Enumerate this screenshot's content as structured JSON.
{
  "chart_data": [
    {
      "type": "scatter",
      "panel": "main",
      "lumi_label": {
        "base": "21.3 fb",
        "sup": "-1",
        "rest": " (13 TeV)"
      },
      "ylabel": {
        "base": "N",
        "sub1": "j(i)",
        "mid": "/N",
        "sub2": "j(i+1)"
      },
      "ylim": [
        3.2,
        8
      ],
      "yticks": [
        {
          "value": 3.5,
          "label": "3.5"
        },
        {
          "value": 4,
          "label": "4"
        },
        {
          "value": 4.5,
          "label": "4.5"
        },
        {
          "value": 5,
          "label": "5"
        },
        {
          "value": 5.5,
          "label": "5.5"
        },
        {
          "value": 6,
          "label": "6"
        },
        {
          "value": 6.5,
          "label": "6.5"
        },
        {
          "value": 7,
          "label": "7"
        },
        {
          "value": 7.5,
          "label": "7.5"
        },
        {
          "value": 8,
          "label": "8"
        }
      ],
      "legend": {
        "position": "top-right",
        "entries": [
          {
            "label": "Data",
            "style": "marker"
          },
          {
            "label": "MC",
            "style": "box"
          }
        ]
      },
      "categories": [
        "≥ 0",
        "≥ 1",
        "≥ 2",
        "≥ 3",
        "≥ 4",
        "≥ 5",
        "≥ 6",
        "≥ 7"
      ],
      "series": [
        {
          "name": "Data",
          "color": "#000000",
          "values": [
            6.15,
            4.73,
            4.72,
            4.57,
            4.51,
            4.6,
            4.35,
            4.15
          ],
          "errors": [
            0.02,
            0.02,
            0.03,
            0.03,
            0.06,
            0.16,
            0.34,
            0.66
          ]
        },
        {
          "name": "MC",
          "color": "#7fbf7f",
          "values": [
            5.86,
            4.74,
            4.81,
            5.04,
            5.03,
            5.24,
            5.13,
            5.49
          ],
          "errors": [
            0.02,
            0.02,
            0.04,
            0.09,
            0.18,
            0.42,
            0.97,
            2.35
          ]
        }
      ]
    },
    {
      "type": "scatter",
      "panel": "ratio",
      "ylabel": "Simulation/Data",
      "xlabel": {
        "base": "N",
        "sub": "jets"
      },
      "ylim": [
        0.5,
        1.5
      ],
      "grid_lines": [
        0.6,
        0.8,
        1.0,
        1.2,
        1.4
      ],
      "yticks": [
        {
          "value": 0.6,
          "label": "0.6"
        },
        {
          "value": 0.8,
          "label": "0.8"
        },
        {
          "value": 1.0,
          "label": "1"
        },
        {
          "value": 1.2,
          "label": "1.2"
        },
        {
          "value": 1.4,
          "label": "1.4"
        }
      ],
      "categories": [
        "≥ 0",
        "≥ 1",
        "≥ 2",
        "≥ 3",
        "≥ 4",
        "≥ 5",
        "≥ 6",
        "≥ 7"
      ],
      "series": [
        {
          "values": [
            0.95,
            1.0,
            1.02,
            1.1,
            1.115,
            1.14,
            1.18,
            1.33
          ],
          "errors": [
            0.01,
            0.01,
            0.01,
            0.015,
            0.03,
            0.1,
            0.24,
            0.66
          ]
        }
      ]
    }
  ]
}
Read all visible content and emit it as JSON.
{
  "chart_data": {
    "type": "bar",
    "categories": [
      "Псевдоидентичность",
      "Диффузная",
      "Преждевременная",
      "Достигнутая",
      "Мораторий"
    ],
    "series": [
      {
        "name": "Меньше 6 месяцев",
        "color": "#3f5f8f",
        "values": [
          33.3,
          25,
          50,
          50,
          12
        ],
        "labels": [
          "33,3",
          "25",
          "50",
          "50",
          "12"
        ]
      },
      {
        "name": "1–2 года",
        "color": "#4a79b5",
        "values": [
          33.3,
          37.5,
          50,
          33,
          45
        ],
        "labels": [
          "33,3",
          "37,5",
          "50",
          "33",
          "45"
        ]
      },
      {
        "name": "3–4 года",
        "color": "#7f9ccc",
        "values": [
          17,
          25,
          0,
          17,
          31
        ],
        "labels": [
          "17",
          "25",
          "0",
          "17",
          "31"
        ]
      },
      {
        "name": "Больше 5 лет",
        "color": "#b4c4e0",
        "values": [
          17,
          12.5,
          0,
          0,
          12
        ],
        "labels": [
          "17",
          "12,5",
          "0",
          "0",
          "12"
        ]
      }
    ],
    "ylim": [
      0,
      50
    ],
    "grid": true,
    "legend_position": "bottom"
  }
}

**TASK DESCRIPTION:**
Return all of the entries word for word.

**FINISHED ANSWER:**
Enumerate this screenshot's content as structured JSON.
{
  "chart_data": [
    {
      "type": "scatter",
      "panel": "main",
      "lumi_label": {
        "base": "21.3 fb",
        "sup": "-1",
        "rest": " (13 TeV)"
      },
      "ylabel": {
        "base": "N",
        "sub1": "j(i)",
        "mid": "/N",
        "sub2": "j(i+1)"
      },
      "ylim": [
        3.2,
        8
      ],
      "yticks": [
        {
          "value": 3.5,
          "label": "3.5"
        },
        {
          "value": 4,
          "label": "4"
        },
        {
          "value": 4.5,
          "label": "4.5"
        },
        {
          "value": 5,
          "label": "5"
        },
        {
          "value": 5.5,
          "label": "5.5"
        },
        {
          "value": 6,
          "label": "6"
        },
        {
          "value": 6.5,
          "label": "6.5"
        },
        {
          "value": 7,
          "label": "7"
        },
        {
          "value": 7.5,
          "label": "7.5"
        },
        {
          "value": 8,
          "label": "8"
        }
      ],
      "legend": {
        "position": "top-right",
        "entries": [
          {
            "label": "Data",
            "style": "marker"
          },
          {
            "label": "MC",
            "style": "box"
          }
        ]
      },
      "categories": [
        "≥ 0",
        "≥ 1",
        "≥ 2",
        "≥ 3",
        "≥ 4",
        "≥ 5",
        "≥ 6",
        "≥ 7"
      ],
      "series": [
        {
          "name": "Data",
          "color": "#000000",
          "values": [
            6.15,
            4.73,
            4.72,
            4.57,
            4.51,
            4.6,
            4.35,
            4.15
          ],
          "errors": [
            0.02,
            0.02,
            0.03,
            0.03,
            0.06,
            0.16,
            0.34,
            0.66
          ]
        },
        {
          "name": "MC",
          "color": "#7fbf7f",
          "values": [
            5.86,
            4.74,
            4.81,
            5.04,
            5.03,
            5.24,
            5.13,
            5.49
          ],
          "errors": [
            0.02,
            0.02,
            0.04,
            0.09,
            0.18,
            0.42,
            0.97,
            2.35
          ]
        }
      ]
    },
    {
      "type": "scatter",
      "panel": "ratio",
      "ylabel": "Simulation/Data",
      "xlabel": {
        "base": "N",
        "sub": "jets"
      },
      "ylim": [
        0.5,
        1.5
      ],
      "grid_lines": [
        0.6,
        0.8,
        1.0,
        1.2,
        1.4
      ],
      "yticks": [
        {
          "value": 0.6,
          "label": "0.6"
        },
        {
          "value": 0.8,
          "label": "0.8"
        },
        {
          "value": 1.0,
          "label": "1"
        },
        {
          "value": 1.2,
          "label": "1.2"
        },
        {
          "value": 1.4,
          "label": "1.4"
        }
      ],
      "categories": [
        "≥ 0",
        "≥ 1",
        "≥ 2",
        "≥ 3",
        "≥ 4",
        "≥ 5",
        "≥ 6",
        "≥ 7"
      ],
      "series": [
        {
          "values": [
            0.95,
            1.0,
            1.02,
            1.1,
            1.115,
            1.14,
            1.18,
            1.33
          ],
          "errors": [
            0.01,
            0.01,
            0.01,
            0.015,
            0.03,
            0.1,
            0.24,
            0.66
          ]
        }
      ]
    }
  ]
}
Read all visible content and emit it as JSON.
{
  "chart_data": {
    "type": "bar",
    "categories": [
      "Псевдоидентичность",
      "Диффузная",
      "Преждевременная",
      "Достигнутая",
      "Мораторий"
    ],
    "series": [
      {
        "name": "Меньше 6 месяцев",
        "color": "#3f5f8f",
        "values": [
          33.3,
          25,
          50,
          50,
          12
        ],
        "labels": [
          "33,3",
          "25",
          "50",
          "50",
          "12"
        ]
      },
      {
        "name": "1–2 года",
        "color": "#4a79b5",
        "values": [
          33.3,
          37.5,
          50,
          33,
          45
        ],
        "labels": [
          "33,3",
          "37,5",
          "50",
          "33",
          "45"
        ]
      },
      {
        "name": "3–4 года",
        "color": "#7f9ccc",
        "values": [
          17,
          25,
          0,
          17,
          31
        ],
        "labels": [
          "17",
          "25",
          "0",
          "17",
          "31"
        ]
      },
      {
        "name": "Больше 5 лет",
        "color": "#b4c4e0",
        "values": [
          17,
          12.5,
          0,
          0,
          12
        ],
        "labels": [
          "17",
          "12,5",
          "0",
          "0",
          "12"
        ]
      }
    ],
    "ylim": [
      0,
      50
    ],
    "grid": true,
    "legend_position": "bottom"
  }
}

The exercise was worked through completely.